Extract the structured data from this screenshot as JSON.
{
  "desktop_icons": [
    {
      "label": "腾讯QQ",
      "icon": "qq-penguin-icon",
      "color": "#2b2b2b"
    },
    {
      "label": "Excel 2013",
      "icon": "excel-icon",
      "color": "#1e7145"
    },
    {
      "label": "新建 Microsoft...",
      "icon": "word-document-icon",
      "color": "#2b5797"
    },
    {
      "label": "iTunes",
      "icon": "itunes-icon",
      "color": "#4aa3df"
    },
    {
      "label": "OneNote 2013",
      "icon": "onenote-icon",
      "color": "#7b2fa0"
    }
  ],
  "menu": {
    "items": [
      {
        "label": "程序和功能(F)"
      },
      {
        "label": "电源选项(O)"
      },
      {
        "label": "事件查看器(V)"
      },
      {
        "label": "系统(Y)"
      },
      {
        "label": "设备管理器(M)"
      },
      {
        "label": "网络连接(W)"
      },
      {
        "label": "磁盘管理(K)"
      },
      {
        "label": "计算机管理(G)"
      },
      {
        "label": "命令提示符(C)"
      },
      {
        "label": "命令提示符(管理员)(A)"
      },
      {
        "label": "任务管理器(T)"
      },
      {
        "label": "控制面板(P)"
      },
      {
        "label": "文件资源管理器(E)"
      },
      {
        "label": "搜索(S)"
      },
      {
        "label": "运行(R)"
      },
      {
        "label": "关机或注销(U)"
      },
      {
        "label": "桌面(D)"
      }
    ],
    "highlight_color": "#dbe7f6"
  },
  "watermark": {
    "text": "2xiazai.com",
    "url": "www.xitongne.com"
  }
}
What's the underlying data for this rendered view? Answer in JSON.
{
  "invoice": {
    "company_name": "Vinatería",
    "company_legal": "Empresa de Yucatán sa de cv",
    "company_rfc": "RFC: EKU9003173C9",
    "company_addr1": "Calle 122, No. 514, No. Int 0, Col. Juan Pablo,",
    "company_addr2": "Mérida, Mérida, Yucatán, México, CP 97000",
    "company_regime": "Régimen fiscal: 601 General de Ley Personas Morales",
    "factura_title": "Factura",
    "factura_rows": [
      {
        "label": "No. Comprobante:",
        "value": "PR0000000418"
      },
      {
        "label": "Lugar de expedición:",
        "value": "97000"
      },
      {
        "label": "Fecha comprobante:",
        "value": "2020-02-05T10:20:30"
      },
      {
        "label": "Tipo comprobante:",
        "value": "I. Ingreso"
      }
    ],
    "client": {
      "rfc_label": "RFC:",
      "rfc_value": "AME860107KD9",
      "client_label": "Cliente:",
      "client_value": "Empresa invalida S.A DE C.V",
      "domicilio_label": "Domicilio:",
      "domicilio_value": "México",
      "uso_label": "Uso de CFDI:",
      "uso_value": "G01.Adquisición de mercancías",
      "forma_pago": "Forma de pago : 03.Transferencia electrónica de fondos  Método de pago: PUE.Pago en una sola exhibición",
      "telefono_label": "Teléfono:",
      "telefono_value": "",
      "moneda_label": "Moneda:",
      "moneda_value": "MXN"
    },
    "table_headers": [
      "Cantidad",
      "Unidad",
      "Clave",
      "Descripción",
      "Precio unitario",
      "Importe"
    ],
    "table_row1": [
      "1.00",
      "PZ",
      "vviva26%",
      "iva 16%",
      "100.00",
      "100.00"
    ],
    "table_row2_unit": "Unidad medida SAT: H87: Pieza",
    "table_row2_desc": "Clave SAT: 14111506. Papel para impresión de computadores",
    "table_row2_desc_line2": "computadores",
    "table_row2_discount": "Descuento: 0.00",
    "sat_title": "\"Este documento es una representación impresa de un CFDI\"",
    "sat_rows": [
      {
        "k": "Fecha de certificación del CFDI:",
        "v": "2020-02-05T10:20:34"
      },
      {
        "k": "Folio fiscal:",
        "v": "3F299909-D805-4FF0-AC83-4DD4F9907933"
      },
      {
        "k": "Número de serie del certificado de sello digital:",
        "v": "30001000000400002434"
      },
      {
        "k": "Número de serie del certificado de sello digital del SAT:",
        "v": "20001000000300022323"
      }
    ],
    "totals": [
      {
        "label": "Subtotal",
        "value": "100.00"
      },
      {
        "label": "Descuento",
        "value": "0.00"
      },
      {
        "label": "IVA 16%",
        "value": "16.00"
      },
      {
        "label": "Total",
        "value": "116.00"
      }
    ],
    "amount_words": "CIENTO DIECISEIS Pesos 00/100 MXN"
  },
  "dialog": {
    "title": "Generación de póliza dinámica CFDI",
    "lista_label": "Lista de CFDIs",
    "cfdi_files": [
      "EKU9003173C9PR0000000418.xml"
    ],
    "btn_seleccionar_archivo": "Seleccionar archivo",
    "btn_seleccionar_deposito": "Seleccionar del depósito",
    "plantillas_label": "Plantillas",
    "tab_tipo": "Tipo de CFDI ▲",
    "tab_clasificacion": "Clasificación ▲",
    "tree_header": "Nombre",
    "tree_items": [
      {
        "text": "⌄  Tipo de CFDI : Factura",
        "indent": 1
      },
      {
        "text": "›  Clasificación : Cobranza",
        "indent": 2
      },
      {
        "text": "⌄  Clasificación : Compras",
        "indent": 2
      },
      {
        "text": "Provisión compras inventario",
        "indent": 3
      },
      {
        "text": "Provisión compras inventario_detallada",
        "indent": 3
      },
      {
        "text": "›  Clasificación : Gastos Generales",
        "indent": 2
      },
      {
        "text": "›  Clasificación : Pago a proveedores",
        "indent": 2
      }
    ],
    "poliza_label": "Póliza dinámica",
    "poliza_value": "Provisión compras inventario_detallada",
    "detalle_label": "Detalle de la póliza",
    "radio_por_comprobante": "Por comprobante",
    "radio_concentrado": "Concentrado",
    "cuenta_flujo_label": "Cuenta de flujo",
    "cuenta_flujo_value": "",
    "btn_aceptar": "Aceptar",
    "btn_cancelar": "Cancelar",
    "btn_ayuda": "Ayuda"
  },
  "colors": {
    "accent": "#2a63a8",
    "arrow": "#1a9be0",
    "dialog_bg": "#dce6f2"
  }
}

++++

**Direction**
Extract the full listing above without altering anything.

**Written answer**
Extract the structured data from this screenshot as JSON.
{
  "desktop_icons": [
    {
      "label": "腾讯QQ",
      "icon": "qq-penguin-icon",
      "color": "#2b2b2b"
    },
    {
      "label": "Excel 2013",
      "icon": "excel-icon",
      "color": "#1e7145"
    },
    {
      "label": "新建 Microsoft...",
      "icon": "word-document-icon",
      "color": "#2b5797"
    },
    {
      "label": "iTunes",
      "icon": "itunes-icon",
      "color": "#4aa3df"
    },
    {
      "label": "OneNote 2013",
      "icon": "onenote-icon",
      "color": "#7b2fa0"
    }
  ],
  "menu": {
    "items": [
      {
        "label": "程序和功能(F)"
      },
      {
        "label": "电源选项(O)"
      },
      {
        "label": "事件查看器(V)"
      },
      {
        "label": "系统(Y)"
      },
      {
        "label": "设备管理器(M)"
      },
      {
        "label": "网络连接(W)"
      },
      {
        "label": "磁盘管理(K)"
      },
      {
        "label": "计算机管理(G)"
      },
      {
        "label": "命令提示符(C)"
      },
      {
        "label": "命令提示符(管理员)(A)"
      },
      {
        "label": "任务管理器(T)"
      },
      {
        "label": "控制面板(P)"
      },
      {
        "label": "文件资源管理器(E)"
      },
      {
        "label": "搜索(S)"
      },
      {
        "label": "运行(R)"
      },
      {
        "label": "关机或注销(U)"
      },
      {
        "label": "桌面(D)"
      }
    ],
    "highlight_color": "#dbe7f6"
  },
  "watermark": {
    "text": "2xiazai.com",
    "url": "www.xitongne.com"
  }
}
What's the underlying data for this rendered view? Answer in JSON.
{
  "invoice": {
    "company_name": "Vinatería",
    "company_legal": "Empresa de Yucatán sa de cv",
    "company_rfc": "RFC: EKU9003173C9",
    "company_addr1": "Calle 122, No. 514, No. Int 0, Col. Juan Pablo,",
    "company_addr2": "Mérida, Mérida, Yucatán, México, CP 97000",
    "company_regime": "Régimen fiscal: 601 General de Ley Personas Morales",
    "factura_title": "Factura",
    "factura_rows": [
      {
        "label": "No. Comprobante:",
        "value": "PR0000000418"
      },
      {
        "label": "Lugar de expedición:",
        "value": "97000"
      },
      {
        "label": "Fecha comprobante:",
        "value": "2020-02-05T10:20:30"
      },
      {
        "label": "Tipo comprobante:",
        "value": "I. Ingreso"
      }
    ],
    "client": {
      "rfc_label": "RFC:",
      "rfc_value": "AME860107KD9",
      "client_label": "Cliente:",
      "client_value": "Empresa invalida S.A DE C.V",
      "domicilio_label": "Domicilio:",
      "domicilio_value": "México",
      "uso_label": "Uso de CFDI:",
      "uso_value": "G01.Adquisición de mercancías",
      "forma_pago": "Forma de pago : 03.Transferencia electrónica de fondos  Método de pago: PUE.Pago en una sola exhibición",
      "telefono_label": "Teléfono:",
      "telefono_value": "",
      "moneda_label": "Moneda:",
      "moneda_value": "MXN"
    },
    "table_headers": [
      "Cantidad",
      "Unidad",
      "Clave",
      "Descripción",
      "Precio unitario",
      "Importe"
    ],
    "table_row1": [
      "1.00",
      "PZ",
      "vviva26%",
      "iva 16%",
      "100.00",
      "100.00"
    ],
    "table_row2_unit": "Unidad medida SAT: H87: Pieza",
    "table_row2_desc": "Clave SAT: 14111506. Papel para impresión de computadores",
    "table_row2_desc_line2": "computadores",
    "table_row2_discount": "Descuento: 0.00",
    "sat_title": "\"Este documento es una representación impresa de un CFDI\"",
    "sat_rows": [
      {
        "k": "Fecha de certificación del CFDI:",
        "v": "2020-02-05T10:20:34"
      },
      {
        "k": "Folio fiscal:",
        "v": "3F299909-D805-4FF0-AC83-4DD4F9907933"
      },
      {
        "k": "Número de serie del certificado de sello digital:",
        "v": "30001000000400002434"
      },
      {
        "k": "Número de serie del certificado de sello digital del SAT:",
        "v": "20001000000300022323"
      }
    ],
    "totals": [
      {
        "label": "Subtotal",
        "value": "100.00"
      },
      {
        "label": "Descuento",
        "value": "0.00"
      },
      {
        "label": "IVA 16%",
        "value": "16.00"
      },
      {
        "label": "Total",
        "value": "116.00"
      }
    ],
    "amount_words": "CIENTO DIECISEIS Pesos 00/100 MXN"
  },
  "dialog": {
    "title": "Generación de póliza dinámica CFDI",
    "lista_label": "Lista de CFDIs",
    "cfdi_files": [
      "EKU9003173C9PR0000000418.xml"
    ],
    "btn_seleccionar_archivo": "Seleccionar archivo",
    "btn_seleccionar_deposito": "Seleccionar del depósito",
    "plantillas_label": "Plantillas",
    "tab_tipo": "Tipo de CFDI ▲",
    "tab_clasificacion": "Clasificación ▲",
    "tree_header": "Nombre",
    "tree_items": [
      {
        "text": "⌄  Tipo de CFDI : Factura",
        "indent": 1
      },
      {
        "text": "›  Clasificación : Cobranza",
        "indent": 2
      },
      {
        "text": "⌄  Clasificación : Compras",
        "indent": 2
      },
      {
        "text": "Provisión compras inventario",
        "indent": 3
      },
      {
        "text": "Provisión compras inventario_detallada",
        "indent": 3
      },
      {
        "text": "›  Clasificación : Gastos Generales",
        "indent": 2
      },
      {
        "text": "›  Clasificación : Pago a proveedores",
        "indent": 2
      }
    ],
    "poliza_label": "Póliza dinámica",
    "poliza_value": "Provisión compras inventario_detallada",
    "detalle_label": "Detalle de la póliza",
    "radio_por_comprobante": "Por comprobante",
    "radio_concentrado": "Concentrado",
    "cuenta_flujo_label": "Cuenta de flujo",
    "cuenta_flujo_value": "",
    "btn_aceptar": "Aceptar",
    "btn_cancelar": "Cancelar",
    "btn_ayuda": "Ayuda"
  },
  "colors": {
    "accent": "#2a63a8",
    "arrow": "#1a9be0",
    "dialog_bg": "#dce6f2"
  }
}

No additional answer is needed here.